Read the lines that follow and tally those with the word "Cameroon"; give the number and nothing else.

┄┄┄┄┄┄

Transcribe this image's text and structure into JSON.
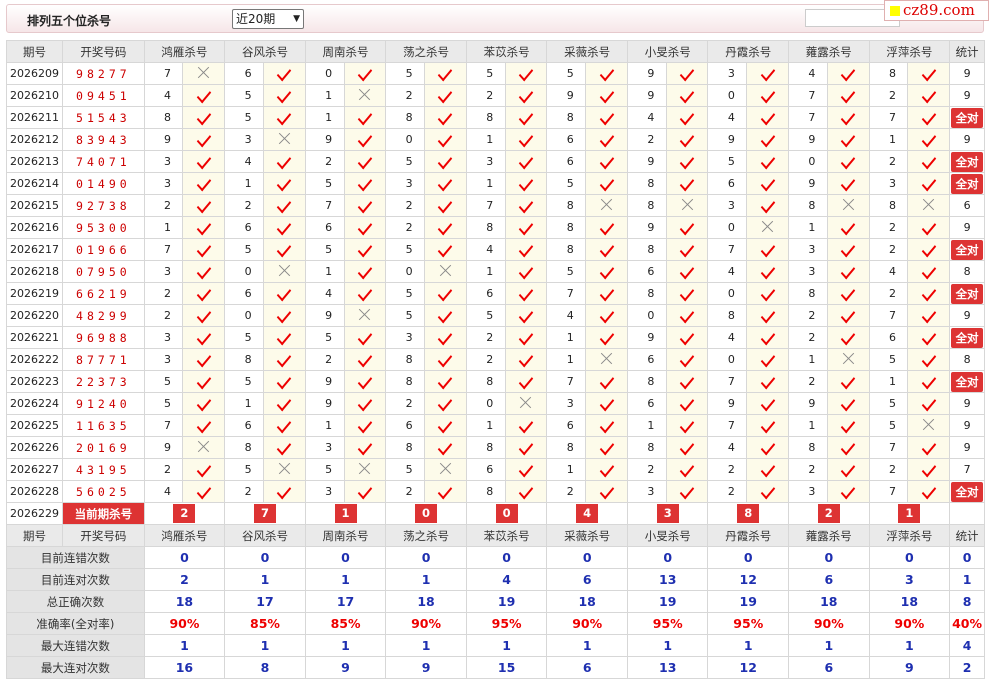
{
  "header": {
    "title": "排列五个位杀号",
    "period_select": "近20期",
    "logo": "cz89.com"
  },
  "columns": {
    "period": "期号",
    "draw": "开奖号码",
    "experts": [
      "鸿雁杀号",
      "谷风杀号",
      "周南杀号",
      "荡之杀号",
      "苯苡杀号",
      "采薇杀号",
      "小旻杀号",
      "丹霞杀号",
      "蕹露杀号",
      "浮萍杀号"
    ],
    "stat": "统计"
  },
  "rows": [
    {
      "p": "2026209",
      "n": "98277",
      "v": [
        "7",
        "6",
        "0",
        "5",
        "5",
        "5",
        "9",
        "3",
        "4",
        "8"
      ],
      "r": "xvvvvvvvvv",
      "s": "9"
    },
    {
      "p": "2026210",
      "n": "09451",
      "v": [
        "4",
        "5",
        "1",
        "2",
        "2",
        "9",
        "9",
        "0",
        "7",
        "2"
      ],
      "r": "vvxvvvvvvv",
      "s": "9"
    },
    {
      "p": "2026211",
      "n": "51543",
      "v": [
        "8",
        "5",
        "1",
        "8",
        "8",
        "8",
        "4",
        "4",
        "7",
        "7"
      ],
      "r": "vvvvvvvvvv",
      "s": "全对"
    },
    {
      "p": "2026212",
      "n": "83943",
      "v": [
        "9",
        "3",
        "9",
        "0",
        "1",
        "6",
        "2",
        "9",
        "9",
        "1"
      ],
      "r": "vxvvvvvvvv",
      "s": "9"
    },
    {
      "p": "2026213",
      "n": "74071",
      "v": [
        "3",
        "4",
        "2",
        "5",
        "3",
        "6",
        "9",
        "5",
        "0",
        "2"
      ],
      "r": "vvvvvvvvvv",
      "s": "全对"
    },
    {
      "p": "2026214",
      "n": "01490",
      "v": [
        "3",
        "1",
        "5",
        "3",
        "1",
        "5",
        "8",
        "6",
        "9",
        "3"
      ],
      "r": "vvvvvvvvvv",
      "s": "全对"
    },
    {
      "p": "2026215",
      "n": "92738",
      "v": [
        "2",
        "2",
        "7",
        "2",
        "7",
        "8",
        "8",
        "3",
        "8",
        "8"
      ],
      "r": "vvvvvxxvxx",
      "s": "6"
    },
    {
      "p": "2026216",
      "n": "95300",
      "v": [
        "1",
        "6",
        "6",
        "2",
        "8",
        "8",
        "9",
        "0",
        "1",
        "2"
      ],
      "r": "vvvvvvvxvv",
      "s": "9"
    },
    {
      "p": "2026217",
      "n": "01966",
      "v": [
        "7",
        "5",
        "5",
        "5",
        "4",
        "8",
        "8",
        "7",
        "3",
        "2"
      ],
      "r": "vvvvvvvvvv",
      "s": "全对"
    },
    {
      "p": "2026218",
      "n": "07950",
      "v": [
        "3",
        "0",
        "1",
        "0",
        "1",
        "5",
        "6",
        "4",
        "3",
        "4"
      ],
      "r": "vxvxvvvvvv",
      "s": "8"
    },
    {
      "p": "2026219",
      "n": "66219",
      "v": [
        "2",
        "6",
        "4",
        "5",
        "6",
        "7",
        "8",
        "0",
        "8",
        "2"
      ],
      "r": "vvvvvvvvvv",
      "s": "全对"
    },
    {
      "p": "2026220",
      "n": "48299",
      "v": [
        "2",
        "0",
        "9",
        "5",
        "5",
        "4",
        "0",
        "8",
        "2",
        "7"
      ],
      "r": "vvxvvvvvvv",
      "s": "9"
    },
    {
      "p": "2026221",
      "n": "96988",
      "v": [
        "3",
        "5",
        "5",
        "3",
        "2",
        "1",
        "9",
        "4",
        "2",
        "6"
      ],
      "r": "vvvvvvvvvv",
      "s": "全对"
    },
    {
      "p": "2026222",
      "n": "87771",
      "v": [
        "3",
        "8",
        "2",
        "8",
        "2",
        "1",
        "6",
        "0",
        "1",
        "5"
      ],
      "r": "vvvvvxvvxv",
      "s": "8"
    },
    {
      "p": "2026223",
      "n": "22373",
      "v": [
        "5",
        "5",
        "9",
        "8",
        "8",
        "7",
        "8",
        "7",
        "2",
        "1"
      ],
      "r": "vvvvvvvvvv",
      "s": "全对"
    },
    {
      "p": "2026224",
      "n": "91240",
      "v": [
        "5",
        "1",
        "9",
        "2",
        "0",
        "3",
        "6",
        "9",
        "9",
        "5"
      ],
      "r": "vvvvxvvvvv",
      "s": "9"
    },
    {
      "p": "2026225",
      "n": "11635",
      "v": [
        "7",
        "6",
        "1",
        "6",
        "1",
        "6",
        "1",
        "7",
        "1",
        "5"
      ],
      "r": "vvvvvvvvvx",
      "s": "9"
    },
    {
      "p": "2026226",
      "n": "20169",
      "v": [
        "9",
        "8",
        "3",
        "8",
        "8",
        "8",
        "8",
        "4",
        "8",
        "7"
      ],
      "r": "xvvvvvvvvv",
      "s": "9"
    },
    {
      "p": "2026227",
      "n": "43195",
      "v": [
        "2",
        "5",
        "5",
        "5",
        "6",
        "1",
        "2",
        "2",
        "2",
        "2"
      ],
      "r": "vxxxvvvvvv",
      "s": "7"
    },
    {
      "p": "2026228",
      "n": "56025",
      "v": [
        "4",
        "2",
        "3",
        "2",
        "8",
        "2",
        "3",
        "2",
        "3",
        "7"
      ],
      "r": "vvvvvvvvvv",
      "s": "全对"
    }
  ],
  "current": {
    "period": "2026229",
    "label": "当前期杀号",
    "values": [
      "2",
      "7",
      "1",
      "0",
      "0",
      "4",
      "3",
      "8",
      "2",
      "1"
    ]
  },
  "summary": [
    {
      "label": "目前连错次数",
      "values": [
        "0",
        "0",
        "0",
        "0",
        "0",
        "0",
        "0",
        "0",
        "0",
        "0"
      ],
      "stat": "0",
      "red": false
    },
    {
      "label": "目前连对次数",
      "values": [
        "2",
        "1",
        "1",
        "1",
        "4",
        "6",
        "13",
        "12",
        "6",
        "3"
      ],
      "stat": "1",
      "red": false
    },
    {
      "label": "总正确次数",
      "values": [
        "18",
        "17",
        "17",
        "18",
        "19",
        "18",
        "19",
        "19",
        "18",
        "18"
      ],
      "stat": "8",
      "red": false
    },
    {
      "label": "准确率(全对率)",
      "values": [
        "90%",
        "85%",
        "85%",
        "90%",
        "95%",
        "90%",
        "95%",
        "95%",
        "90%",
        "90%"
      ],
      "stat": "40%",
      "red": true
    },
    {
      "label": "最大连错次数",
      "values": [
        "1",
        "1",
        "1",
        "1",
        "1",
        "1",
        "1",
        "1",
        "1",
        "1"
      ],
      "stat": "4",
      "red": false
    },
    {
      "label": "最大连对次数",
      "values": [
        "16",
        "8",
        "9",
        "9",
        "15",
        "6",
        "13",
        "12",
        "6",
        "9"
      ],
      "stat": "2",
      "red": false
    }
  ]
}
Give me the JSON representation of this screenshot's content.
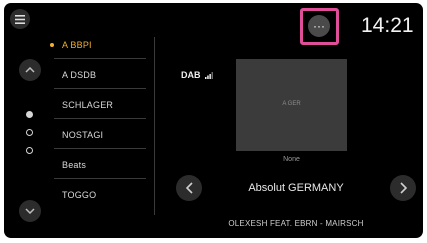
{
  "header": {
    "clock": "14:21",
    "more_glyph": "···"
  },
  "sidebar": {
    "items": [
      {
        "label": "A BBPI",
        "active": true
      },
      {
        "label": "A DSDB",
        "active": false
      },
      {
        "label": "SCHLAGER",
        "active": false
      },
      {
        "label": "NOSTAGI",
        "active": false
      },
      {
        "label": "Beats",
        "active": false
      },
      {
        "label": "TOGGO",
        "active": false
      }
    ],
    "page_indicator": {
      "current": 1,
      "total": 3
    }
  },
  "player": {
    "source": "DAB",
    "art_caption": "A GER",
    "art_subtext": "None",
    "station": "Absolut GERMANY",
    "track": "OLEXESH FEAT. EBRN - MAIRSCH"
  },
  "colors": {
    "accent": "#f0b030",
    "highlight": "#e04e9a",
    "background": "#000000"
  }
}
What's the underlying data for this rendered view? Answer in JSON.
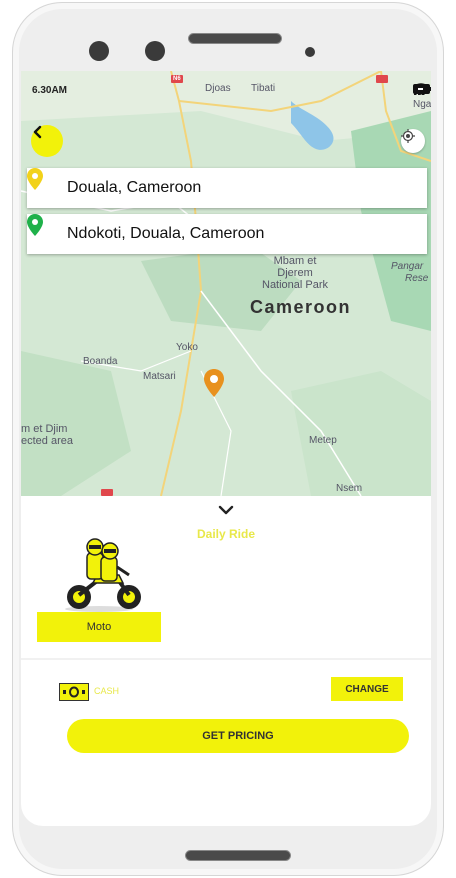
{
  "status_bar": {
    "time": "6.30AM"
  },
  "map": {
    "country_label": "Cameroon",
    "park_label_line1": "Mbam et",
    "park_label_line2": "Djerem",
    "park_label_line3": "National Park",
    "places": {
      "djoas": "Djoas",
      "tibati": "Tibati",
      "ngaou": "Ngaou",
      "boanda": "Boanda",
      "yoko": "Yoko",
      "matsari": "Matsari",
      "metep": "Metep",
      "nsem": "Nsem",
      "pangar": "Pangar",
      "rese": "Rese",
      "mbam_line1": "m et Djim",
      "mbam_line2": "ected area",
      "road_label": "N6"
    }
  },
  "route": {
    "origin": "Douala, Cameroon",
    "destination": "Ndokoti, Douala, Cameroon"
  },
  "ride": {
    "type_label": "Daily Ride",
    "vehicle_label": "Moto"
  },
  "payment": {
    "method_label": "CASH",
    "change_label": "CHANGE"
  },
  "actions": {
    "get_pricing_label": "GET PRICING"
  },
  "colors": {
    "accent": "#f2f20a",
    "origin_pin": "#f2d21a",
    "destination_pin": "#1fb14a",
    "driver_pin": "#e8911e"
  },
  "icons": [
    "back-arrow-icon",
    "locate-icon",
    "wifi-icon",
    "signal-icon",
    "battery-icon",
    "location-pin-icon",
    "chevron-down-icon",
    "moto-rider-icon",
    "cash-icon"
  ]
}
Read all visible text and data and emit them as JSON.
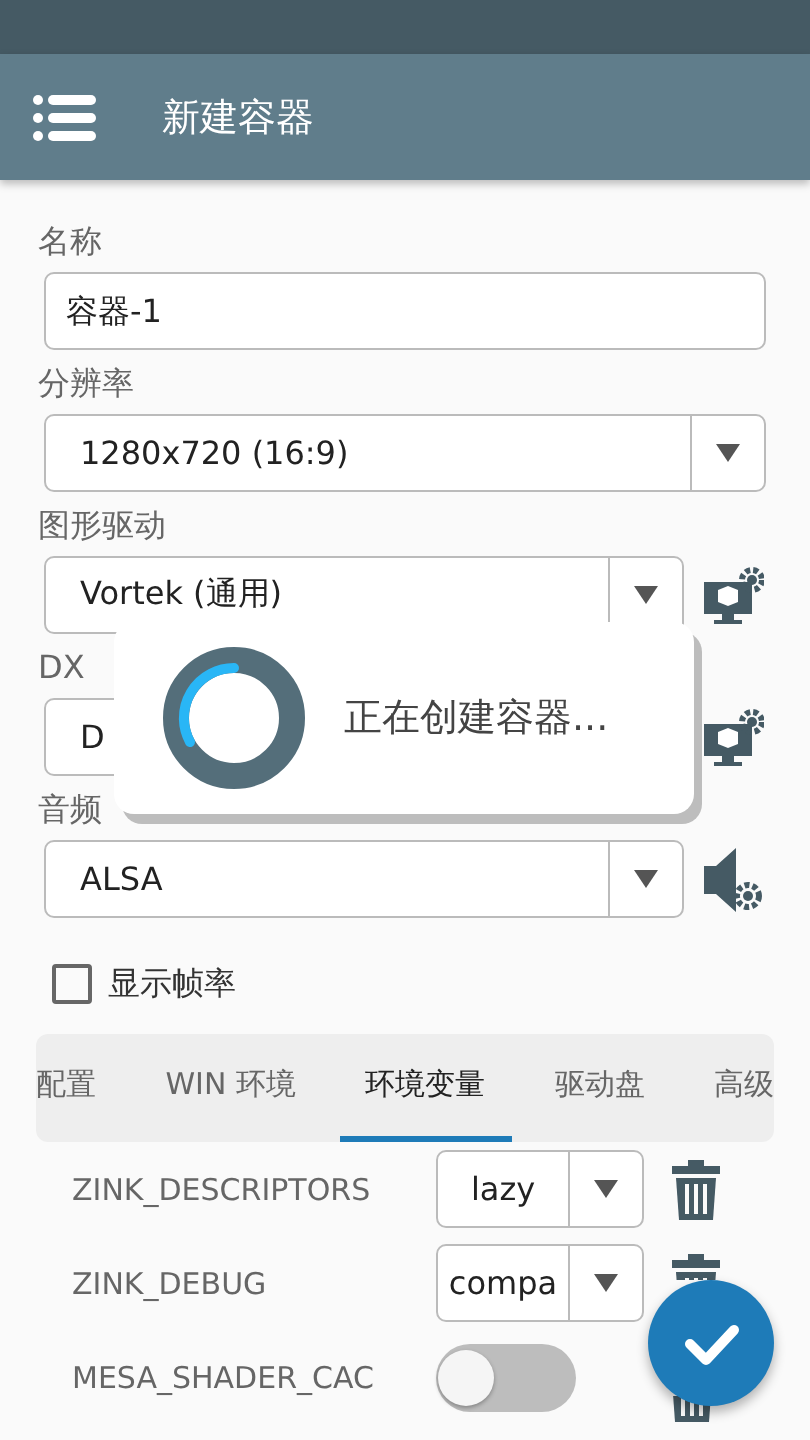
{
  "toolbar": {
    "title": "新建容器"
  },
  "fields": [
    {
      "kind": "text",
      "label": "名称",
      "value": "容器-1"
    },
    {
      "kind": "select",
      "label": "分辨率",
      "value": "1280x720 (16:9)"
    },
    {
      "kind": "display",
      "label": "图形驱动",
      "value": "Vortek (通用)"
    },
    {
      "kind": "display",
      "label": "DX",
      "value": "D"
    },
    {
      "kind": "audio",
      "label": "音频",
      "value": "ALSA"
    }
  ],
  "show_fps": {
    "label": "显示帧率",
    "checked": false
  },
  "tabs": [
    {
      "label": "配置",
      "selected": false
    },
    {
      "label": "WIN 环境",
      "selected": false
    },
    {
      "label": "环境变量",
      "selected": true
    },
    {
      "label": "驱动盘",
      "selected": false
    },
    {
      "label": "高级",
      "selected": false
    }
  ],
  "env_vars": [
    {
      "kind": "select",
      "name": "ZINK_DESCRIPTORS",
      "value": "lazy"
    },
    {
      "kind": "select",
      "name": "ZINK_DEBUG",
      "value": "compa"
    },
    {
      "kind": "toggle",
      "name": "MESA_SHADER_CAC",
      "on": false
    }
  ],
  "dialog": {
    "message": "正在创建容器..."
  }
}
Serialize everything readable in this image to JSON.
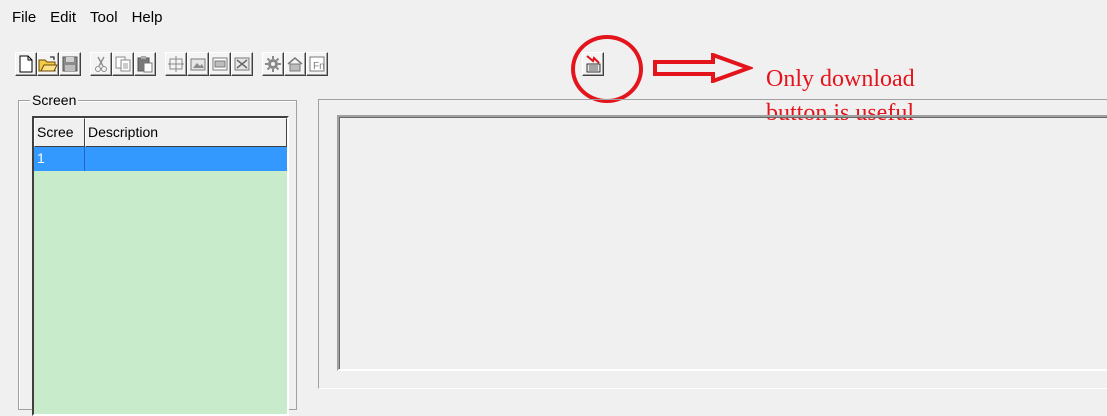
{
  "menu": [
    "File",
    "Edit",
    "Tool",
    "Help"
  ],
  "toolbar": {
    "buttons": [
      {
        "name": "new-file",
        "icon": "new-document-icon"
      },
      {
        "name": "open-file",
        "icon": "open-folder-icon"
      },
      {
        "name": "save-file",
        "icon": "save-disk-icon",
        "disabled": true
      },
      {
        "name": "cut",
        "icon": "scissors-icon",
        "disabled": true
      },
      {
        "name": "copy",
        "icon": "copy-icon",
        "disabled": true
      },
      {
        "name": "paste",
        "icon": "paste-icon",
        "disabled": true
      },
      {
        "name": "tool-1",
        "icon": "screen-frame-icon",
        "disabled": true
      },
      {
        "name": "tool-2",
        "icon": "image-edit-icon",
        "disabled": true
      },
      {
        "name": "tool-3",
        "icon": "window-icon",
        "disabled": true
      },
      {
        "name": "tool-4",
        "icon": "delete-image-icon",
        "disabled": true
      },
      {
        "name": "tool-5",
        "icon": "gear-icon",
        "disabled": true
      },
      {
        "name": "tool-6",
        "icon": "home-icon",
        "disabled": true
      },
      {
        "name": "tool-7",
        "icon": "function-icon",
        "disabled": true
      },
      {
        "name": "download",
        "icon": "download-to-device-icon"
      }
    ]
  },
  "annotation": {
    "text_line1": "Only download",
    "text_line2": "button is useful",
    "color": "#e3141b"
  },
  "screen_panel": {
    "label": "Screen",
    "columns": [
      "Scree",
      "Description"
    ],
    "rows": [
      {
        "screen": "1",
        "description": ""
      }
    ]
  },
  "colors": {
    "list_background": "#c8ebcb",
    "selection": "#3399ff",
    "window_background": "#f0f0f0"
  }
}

┄┄┄┄┄┄

• **Full answer**: 3